EXERCISE MATERIALS =>
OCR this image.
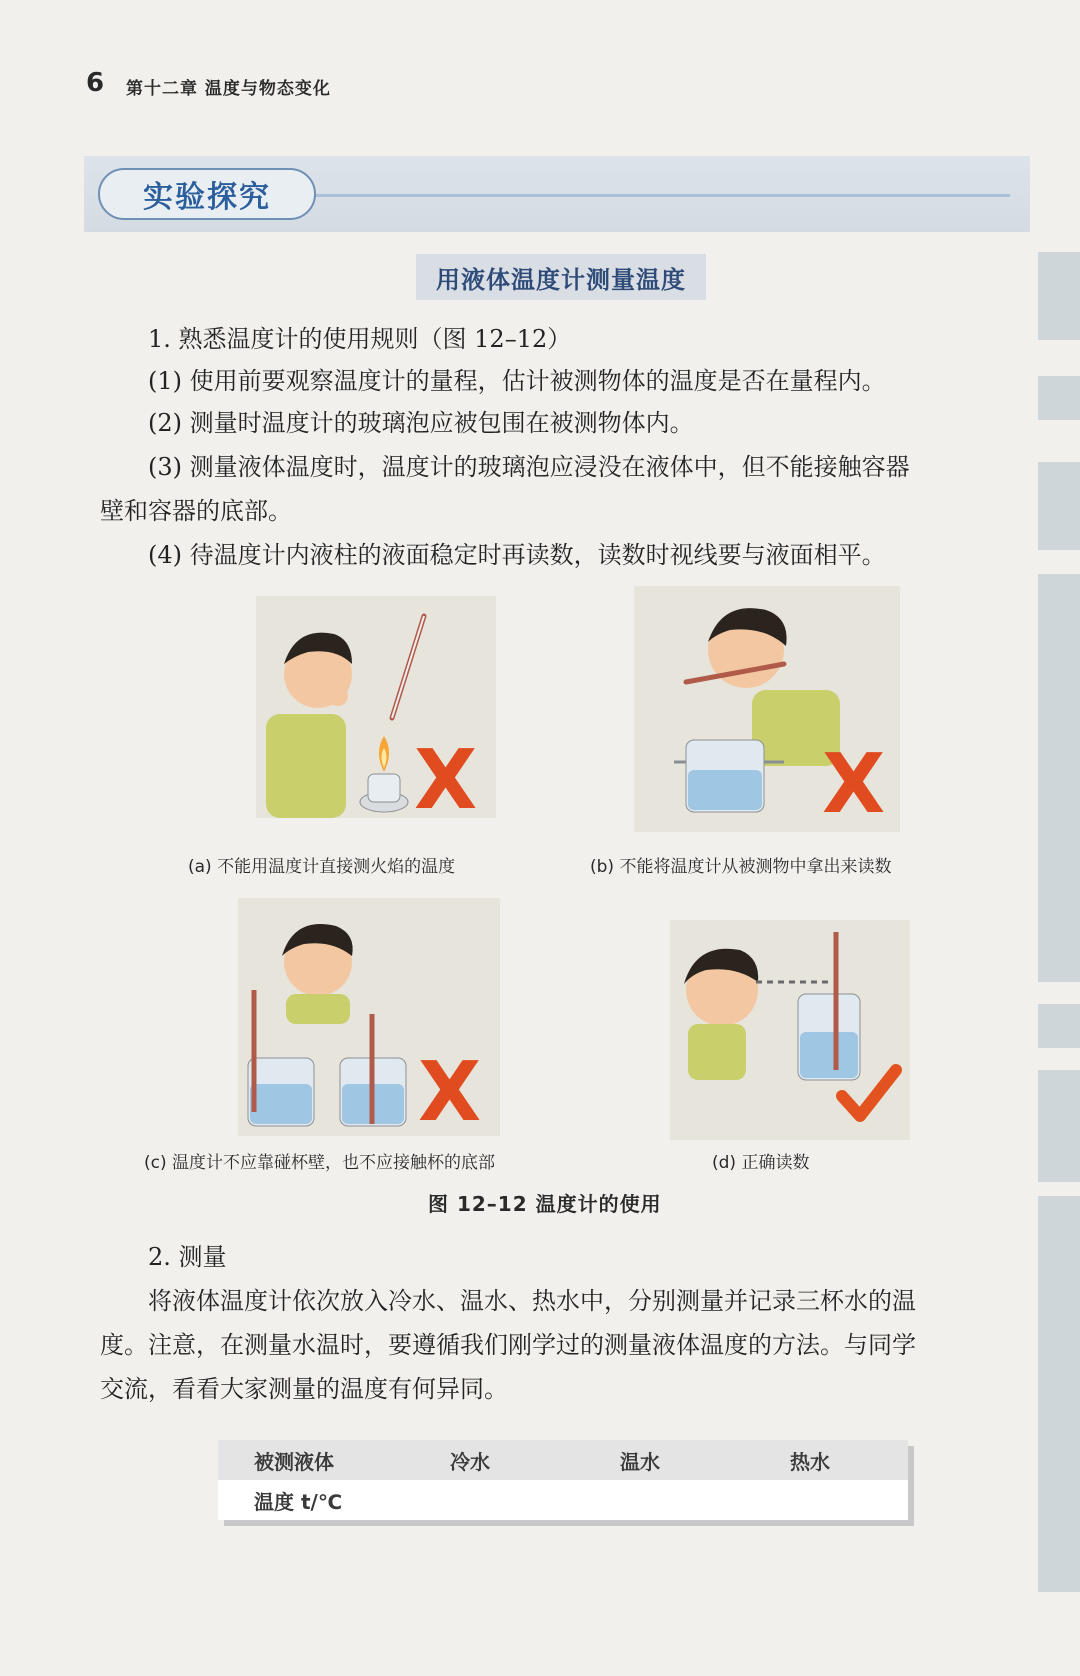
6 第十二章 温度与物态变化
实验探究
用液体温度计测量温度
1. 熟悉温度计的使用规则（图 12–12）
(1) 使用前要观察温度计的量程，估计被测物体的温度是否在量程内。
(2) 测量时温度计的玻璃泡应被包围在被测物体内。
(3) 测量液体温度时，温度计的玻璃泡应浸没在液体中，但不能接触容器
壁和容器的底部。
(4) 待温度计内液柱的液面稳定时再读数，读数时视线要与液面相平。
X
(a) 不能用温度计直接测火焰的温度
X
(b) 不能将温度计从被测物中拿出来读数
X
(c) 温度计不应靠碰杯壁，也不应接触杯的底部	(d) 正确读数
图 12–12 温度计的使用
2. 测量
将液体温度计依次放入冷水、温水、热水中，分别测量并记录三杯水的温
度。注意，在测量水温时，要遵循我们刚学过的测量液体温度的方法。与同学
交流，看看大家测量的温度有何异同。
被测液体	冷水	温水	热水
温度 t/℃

SHORT PROBLEM => Write out the entries above word for word. Do not include the pictures.

ANSWER IN FULL =>
OCR this image.
6 第十二章 温度与物态变化
实验探究
用液体温度计测量温度
1. 熟悉温度计的使用规则（图 12–12）
(1) 使用前要观察温度计的量程，估计被测物体的温度是否在量程内。
(2) 测量时温度计的玻璃泡应被包围在被测物体内。
(3) 测量液体温度时，温度计的玻璃泡应浸没在液体中，但不能接触容器
壁和容器的底部。
(4) 待温度计内液柱的液面稳定时再读数，读数时视线要与液面相平。
X
(a) 不能用温度计直接测火焰的温度
X
(b) 不能将温度计从被测物中拿出来读数
X
(c) 温度计不应靠碰杯壁，也不应接触杯的底部	(d) 正确读数
图 12–12 温度计的使用
2. 测量
将液体温度计依次放入冷水、温水、热水中，分别测量并记录三杯水的温
度。注意，在测量水温时，要遵循我们刚学过的测量液体温度的方法。与同学
交流，看看大家测量的温度有何异同。
被测液体	冷水	温水	热水
温度 t/℃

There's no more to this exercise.